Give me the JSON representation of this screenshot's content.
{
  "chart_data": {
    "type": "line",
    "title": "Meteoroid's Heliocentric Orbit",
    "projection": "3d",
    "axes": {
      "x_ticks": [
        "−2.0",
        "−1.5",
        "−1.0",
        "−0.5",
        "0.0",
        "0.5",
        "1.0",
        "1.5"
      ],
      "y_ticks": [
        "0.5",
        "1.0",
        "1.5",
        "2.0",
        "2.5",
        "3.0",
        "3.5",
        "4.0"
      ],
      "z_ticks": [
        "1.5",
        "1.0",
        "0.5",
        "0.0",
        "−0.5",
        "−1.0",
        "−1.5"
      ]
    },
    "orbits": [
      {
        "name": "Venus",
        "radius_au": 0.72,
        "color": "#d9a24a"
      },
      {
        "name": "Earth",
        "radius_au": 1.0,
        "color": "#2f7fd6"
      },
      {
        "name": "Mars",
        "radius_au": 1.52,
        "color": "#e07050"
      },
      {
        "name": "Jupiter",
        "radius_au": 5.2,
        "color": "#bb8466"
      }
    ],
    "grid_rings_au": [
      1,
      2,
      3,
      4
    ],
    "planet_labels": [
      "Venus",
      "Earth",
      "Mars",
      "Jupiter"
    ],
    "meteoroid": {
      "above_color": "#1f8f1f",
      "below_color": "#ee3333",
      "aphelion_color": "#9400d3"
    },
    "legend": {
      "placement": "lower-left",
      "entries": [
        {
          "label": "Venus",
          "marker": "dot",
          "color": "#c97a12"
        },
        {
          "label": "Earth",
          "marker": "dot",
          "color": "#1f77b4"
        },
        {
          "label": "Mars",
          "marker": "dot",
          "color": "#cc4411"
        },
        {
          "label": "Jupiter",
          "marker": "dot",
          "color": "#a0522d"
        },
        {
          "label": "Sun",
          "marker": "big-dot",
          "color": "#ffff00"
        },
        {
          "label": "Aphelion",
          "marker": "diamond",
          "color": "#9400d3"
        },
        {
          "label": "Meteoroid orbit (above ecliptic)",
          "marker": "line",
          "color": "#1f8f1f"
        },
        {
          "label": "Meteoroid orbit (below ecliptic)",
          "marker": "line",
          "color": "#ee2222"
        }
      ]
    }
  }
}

+===+

Prompt:
Copy all lines from the material that include "Jupiter".

Written reply:
        "name": "Jupiter",
      "Jupiter"
          "label": "Jupiter",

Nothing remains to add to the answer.